Requirement: Return the lines where the word "that" occurs.

------------------------------------------------------------

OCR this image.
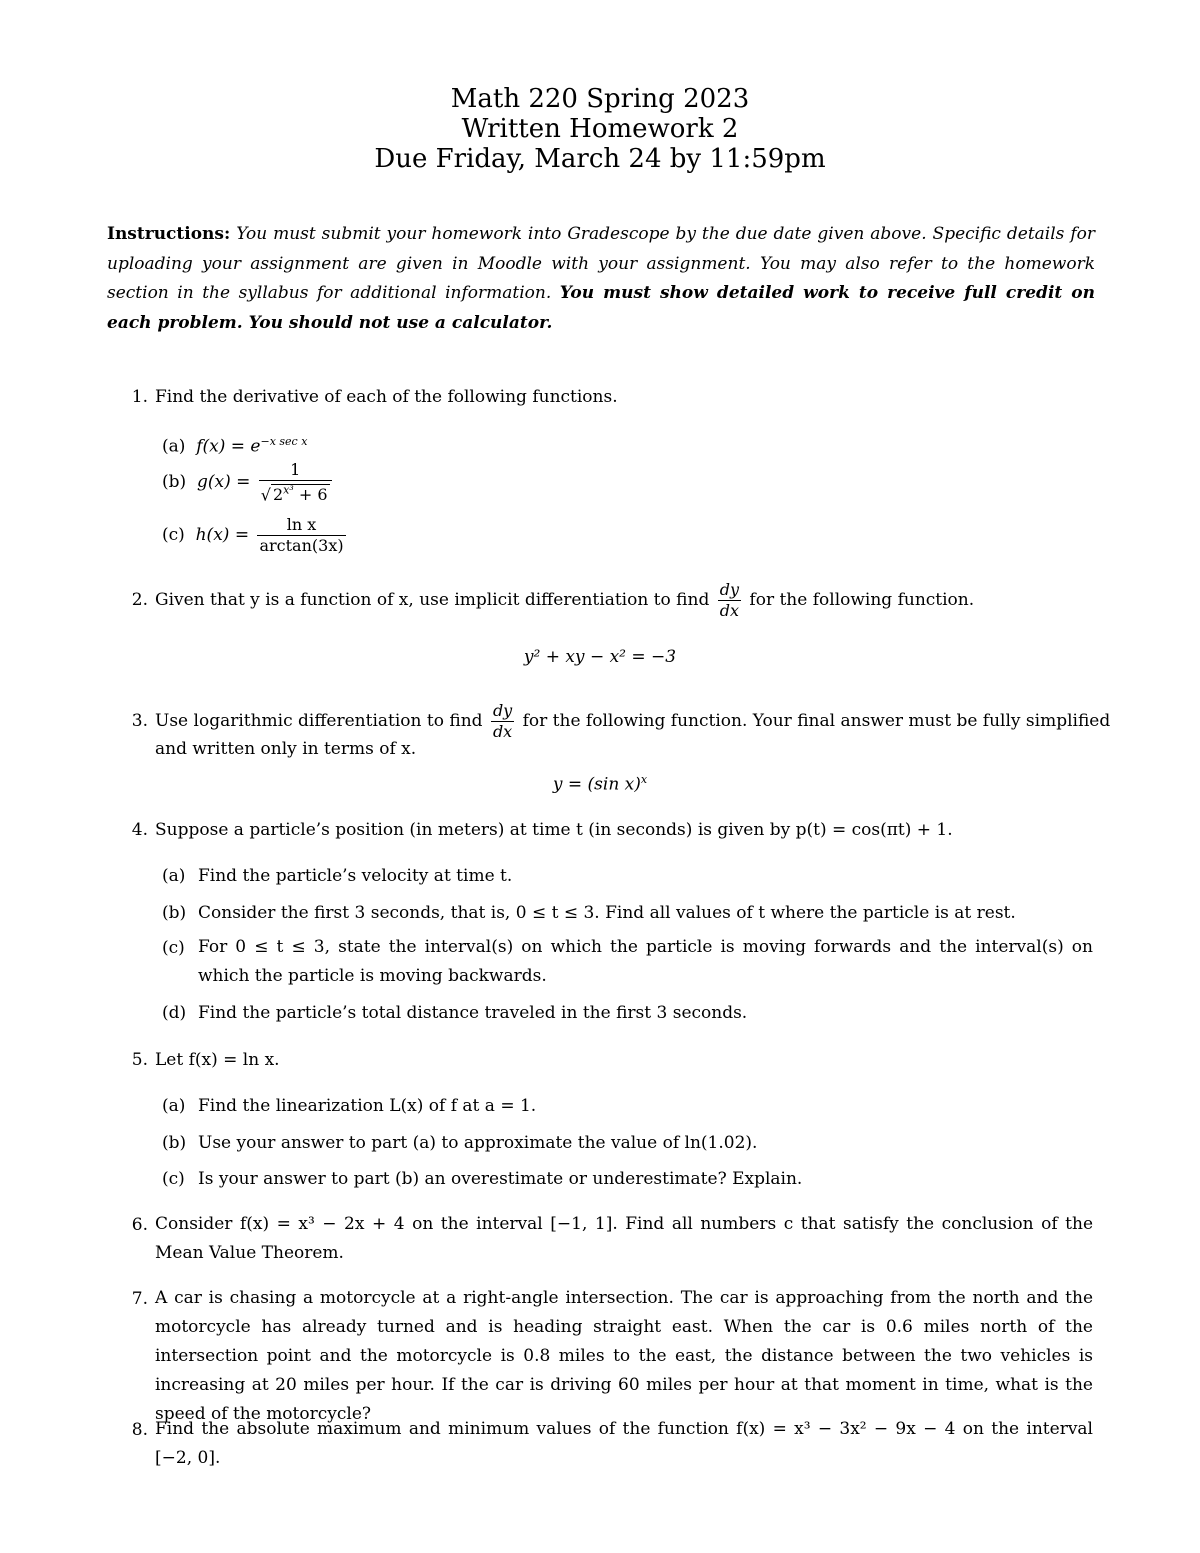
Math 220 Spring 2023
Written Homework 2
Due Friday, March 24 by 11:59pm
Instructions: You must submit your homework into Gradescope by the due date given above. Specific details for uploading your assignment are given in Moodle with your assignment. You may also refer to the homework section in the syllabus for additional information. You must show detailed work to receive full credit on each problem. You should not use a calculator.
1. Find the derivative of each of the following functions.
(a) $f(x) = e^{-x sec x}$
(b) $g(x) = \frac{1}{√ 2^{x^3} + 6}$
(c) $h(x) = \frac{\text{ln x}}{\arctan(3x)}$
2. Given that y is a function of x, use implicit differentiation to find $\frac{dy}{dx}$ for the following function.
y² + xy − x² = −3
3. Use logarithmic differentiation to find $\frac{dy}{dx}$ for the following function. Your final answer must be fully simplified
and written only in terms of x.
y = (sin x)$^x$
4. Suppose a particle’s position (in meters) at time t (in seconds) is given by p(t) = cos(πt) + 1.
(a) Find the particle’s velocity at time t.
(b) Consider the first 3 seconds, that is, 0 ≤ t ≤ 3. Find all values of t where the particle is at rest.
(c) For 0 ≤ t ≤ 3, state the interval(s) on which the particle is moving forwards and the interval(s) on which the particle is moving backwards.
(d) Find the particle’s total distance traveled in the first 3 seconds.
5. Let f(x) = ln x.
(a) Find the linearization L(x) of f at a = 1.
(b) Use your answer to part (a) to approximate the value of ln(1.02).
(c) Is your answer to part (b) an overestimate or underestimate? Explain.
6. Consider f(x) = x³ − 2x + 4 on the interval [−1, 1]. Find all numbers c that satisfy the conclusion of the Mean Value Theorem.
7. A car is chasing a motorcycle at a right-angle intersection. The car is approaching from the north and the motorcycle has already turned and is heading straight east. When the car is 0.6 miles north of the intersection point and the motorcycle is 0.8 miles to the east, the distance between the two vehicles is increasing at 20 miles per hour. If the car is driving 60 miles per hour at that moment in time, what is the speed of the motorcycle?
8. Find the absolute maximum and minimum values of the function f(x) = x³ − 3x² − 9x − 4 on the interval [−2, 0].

------------------------------------------------------------

Answer to the exercise:
2. Given that y is a function of x, use implicit differentiation to find $\frac{dy}{dx}$ for the following function.
(b) Consider the first 3 seconds, that is, 0 ≤ t ≤ 3. Find all values of t where the particle is at rest.
6. Consider f(x) = x³ − 2x + 4 on the interval [−1, 1]. Find all numbers c that satisfy the conclusion of the Mean Value Theorem.
7. A car is chasing a motorcycle at a right-angle intersection. The car is approaching from the north and the motorcycle has already turned and is heading straight east. When the car is 0.6 miles north of the intersection point and the motorcycle is 0.8 miles to the east, the distance between the two vehicles is increasing at 20 miles per hour. If the car is driving 60 miles per hour at that moment in time, what is the speed of the motorcycle?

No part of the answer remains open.